**SET PROBLEM:** What number of lines contain the word "screenshot"? Reply with the number and nothing else.

===== STORED DATA

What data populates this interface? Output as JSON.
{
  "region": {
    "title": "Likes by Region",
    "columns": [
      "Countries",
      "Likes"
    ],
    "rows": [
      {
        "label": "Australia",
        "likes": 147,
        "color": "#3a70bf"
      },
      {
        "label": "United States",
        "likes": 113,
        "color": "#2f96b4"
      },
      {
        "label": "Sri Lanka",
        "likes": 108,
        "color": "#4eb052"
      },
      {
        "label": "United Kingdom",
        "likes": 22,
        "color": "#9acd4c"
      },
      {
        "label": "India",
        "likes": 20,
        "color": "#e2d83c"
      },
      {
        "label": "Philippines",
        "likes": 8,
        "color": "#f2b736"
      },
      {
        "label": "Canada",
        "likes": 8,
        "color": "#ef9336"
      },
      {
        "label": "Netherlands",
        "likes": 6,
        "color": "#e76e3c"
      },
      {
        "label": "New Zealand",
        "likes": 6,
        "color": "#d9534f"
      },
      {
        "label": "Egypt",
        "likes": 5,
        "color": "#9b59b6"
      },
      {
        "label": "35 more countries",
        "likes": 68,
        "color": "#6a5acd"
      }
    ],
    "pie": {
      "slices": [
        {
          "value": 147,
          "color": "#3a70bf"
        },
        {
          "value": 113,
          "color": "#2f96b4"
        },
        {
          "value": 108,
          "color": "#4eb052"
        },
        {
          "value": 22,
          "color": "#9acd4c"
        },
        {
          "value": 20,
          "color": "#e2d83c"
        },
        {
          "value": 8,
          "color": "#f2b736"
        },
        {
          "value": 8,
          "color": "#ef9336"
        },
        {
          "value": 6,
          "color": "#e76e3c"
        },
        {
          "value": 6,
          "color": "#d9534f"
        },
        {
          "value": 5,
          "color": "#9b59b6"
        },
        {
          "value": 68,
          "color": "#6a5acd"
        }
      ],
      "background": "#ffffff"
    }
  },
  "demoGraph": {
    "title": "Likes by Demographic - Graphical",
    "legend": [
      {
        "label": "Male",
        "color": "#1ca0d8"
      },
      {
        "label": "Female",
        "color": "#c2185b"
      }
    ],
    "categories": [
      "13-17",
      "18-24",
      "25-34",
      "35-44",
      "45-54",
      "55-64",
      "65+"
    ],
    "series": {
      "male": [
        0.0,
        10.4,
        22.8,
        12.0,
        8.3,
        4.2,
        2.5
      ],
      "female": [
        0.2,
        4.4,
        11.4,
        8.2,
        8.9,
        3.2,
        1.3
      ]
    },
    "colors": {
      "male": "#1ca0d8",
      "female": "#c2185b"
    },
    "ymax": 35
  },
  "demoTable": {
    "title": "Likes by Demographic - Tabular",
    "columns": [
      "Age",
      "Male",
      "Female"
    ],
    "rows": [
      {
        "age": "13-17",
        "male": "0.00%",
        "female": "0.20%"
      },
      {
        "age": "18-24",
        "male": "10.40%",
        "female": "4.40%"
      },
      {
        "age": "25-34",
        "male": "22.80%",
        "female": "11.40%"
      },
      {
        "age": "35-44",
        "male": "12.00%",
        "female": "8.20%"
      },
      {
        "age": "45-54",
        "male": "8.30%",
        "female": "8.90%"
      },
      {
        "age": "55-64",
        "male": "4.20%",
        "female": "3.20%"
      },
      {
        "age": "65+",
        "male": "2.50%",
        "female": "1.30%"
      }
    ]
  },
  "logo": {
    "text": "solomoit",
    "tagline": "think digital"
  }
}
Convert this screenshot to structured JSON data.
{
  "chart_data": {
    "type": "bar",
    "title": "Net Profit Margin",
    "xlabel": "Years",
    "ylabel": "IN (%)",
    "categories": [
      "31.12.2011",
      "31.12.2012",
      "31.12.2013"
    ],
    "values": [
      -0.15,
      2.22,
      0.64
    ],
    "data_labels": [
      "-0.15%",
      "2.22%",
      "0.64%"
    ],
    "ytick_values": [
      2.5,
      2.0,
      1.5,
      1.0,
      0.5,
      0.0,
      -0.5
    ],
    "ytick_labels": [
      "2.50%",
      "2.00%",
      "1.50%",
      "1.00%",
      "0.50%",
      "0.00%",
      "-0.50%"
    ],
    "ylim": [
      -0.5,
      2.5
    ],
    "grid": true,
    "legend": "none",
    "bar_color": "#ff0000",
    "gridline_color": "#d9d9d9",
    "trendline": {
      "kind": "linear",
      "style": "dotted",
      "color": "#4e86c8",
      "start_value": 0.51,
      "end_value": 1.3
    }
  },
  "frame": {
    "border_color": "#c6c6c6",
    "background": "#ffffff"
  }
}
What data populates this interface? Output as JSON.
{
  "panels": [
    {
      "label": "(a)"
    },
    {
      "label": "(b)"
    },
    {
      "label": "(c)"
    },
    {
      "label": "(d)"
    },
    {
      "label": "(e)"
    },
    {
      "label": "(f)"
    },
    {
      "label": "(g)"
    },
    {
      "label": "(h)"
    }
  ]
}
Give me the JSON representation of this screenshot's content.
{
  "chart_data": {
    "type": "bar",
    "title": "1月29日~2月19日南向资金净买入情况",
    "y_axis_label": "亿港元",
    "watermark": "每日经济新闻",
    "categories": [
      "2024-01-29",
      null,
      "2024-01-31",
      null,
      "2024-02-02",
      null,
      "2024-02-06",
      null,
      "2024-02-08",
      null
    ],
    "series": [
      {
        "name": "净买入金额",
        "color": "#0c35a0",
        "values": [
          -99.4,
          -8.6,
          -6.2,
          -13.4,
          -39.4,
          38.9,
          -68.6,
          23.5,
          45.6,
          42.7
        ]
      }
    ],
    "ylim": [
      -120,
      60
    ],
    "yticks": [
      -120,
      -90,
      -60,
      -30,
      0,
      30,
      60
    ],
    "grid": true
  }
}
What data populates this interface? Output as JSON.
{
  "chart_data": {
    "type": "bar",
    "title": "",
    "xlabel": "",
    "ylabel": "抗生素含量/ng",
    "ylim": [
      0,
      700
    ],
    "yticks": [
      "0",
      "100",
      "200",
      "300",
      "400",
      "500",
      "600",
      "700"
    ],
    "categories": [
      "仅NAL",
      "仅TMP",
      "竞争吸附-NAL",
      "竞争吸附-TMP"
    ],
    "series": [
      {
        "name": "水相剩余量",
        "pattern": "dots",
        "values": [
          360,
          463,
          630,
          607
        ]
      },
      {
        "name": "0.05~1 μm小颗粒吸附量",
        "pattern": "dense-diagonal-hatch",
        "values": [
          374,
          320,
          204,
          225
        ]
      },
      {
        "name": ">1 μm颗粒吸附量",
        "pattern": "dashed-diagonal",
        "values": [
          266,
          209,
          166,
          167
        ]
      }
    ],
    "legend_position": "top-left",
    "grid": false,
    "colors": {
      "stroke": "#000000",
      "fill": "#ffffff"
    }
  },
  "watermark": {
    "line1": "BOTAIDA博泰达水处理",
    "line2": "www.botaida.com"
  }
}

==========

**EXERCISE RESPONSE:** 2